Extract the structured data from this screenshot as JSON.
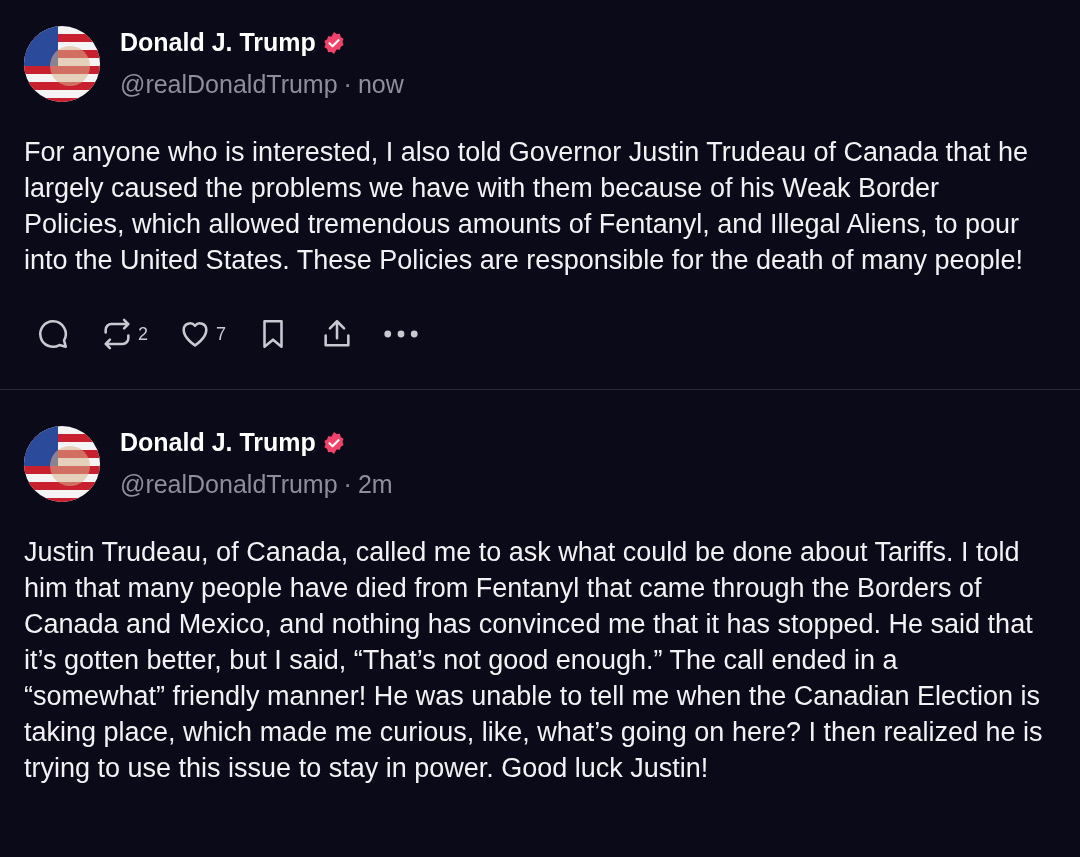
{
  "posts": [
    {
      "author": "Donald J. Trump",
      "verified": true,
      "handle": "@realDonaldTrump",
      "separator": "·",
      "time": "now",
      "body": "For anyone who is interested, I also told Governor Justin Trudeau of Canada that he largely caused the problems we have with them because of his Weak Border Policies, which allowed tremendous amounts of Fentanyl, and Illegal Aliens, to pour into the United States. These Policies are responsible for the death of many people!",
      "actions": {
        "repost_count": "2",
        "like_count": "7"
      }
    },
    {
      "author": "Donald J. Trump",
      "verified": true,
      "handle": "@realDonaldTrump",
      "separator": "·",
      "time": "2m",
      "body": "Justin Trudeau, of Canada, called me to ask what could be done about Tariffs. I told him that many people have died from Fentanyl that came through the Borders of Canada and Mexico, and nothing has convinced me that it has stopped. He said that it’s gotten better, but I said, “That’s not good enough.” The call ended in a “somewhat” friendly manner! He was unable to tell me when the Canadian Election is taking place, which made me curious, like, what’s going on here? I then realized he is trying to use this issue to stay in power. Good luck Justin!"
    }
  ]
}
####
> **TASK DIRECTIONS**: Copy every record above exactly, leaving out any pictures.

> **SOLVED PROBLEM**:
Extract the structured data from this screenshot as JSON.
{
  "posts": [
    {
      "author": "Donald J. Trump",
      "verified": true,
      "handle": "@realDonaldTrump",
      "separator": "·",
      "time": "now",
      "body": "For anyone who is interested, I also told Governor Justin Trudeau of Canada that he largely caused the problems we have with them because of his Weak Border Policies, which allowed tremendous amounts of Fentanyl, and Illegal Aliens, to pour into the United States. These Policies are responsible for the death of many people!",
      "actions": {
        "repost_count": "2",
        "like_count": "7"
      }
    },
    {
      "author": "Donald J. Trump",
      "verified": true,
      "handle": "@realDonaldTrump",
      "separator": "·",
      "time": "2m",
      "body": "Justin Trudeau, of Canada, called me to ask what could be done about Tariffs. I told him that many people have died from Fentanyl that came through the Borders of Canada and Mexico, and nothing has convinced me that it has stopped. He said that it’s gotten better, but I said, “That’s not good enough.” The call ended in a “somewhat” friendly manner! He was unable to tell me when the Canadian Election is taking place, which made me curious, like, what’s going on here? I then realized he is trying to use this issue to stay in power. Good luck Justin!"
    }
  ]
}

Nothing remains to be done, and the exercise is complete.